* _Obiettivo del compito_:
Rispondi in base al testo sul Grande Progetto fiume Sarno:
(a) Come si chiama il sindaco di Pompei a cui è indirizzata la lettera aperta?
(b) Quale opera riguarda il progetto di cui la Regione Campania vuole avviare il primo lotto di lavori?
(c) Di quale anno è la Convenzione di Aarhus richiamata nel testo?

━━ Testo da esaminare ━━

A cura di Mario Cardone

La consultazione pubblica della popolazione di Pompei e la richiesta di convocare il Consiglio comunale monotematico sul Grande Progetto fiume Sarno, con diritto d’intervento per tutti i pompeiani che chiederanno di portare il loro contributo di opinione.

E’ l’invito della lettera aperta al sindaco di Pompei, Pietro Amitrano, degli attivisti del M5S locale partecipanti al TTS (Tavolo Tecnico Sarno). Attivare la democrazia popolare sull’avallo o meno dell’iniziativa annunciata dalla Regione Campania di avviare il primo lotto di lavori pubblici per l’esecuzione del progetto di costruzione della seconda foce del Sarno, che vede in gioco la salvaguardia ed il recupero ambientale e la tutela della salute dei cittadini, insieme alla realizzazione del progetto Unesco di valorizzazione della “Buffer Zone” dei siti archeologici vesuviani.

E’ opinione degli attivisti del M5S di Pompei che l’Amministrazione comunale, ed in particolar modo il sindaco, debba aprire un dialogo aperto dal momento che il diritto di partecipazione ai processi decisionali in materia ambientale è stato sancito nel 1992 dalla Conferenza delle Nazioni Unite sull’ambiente e lo sviluppo, e che è stato successivamente richiamato dalla Convenzione di Aarhus del 1998.

━━━
━━ Righe del dataset ━━

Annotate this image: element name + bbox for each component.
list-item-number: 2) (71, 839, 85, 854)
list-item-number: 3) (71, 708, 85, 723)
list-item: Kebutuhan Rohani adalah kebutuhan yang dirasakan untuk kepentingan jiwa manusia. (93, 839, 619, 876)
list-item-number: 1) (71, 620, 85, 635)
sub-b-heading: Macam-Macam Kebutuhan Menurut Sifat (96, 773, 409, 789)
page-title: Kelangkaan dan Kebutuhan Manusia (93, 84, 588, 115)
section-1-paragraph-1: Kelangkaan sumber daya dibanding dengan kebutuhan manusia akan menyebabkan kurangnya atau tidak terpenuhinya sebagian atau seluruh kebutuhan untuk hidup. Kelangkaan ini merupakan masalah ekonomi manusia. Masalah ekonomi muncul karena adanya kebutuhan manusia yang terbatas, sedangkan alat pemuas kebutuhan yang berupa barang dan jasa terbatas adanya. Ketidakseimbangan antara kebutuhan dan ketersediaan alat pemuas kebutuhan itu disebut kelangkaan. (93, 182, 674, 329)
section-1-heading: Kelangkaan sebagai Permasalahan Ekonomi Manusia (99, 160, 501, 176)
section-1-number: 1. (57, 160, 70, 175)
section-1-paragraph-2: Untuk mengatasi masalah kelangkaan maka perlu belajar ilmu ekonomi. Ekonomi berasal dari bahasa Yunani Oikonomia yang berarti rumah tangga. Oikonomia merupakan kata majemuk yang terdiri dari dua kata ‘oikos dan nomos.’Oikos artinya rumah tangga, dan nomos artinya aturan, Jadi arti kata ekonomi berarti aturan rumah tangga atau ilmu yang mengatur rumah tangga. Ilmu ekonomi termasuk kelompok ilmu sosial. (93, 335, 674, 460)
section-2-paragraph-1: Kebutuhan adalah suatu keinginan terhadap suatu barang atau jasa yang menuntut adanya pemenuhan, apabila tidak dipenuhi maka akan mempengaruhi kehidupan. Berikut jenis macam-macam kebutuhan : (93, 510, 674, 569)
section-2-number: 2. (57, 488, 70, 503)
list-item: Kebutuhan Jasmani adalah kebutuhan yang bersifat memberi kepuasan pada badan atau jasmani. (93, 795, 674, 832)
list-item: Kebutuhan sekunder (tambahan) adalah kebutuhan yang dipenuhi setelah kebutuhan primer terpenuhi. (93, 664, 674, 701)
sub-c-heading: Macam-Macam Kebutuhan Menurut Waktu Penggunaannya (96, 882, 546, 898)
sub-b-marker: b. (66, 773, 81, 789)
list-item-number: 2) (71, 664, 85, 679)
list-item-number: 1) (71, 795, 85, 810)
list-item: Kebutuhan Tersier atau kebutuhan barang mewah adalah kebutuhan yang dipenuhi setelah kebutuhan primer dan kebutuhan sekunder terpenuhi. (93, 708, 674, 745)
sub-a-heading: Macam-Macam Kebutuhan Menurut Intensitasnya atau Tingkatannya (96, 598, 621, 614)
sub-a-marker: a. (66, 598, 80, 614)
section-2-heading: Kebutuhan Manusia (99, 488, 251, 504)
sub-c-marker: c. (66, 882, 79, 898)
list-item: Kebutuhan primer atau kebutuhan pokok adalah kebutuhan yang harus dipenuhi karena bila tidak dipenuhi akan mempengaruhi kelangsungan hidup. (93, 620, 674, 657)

━━━

* _Soluzione del compito_:
(a) Pietro Amitrano.
(b) La costruzione della seconda foce del Sarno.
(c) Del 1998.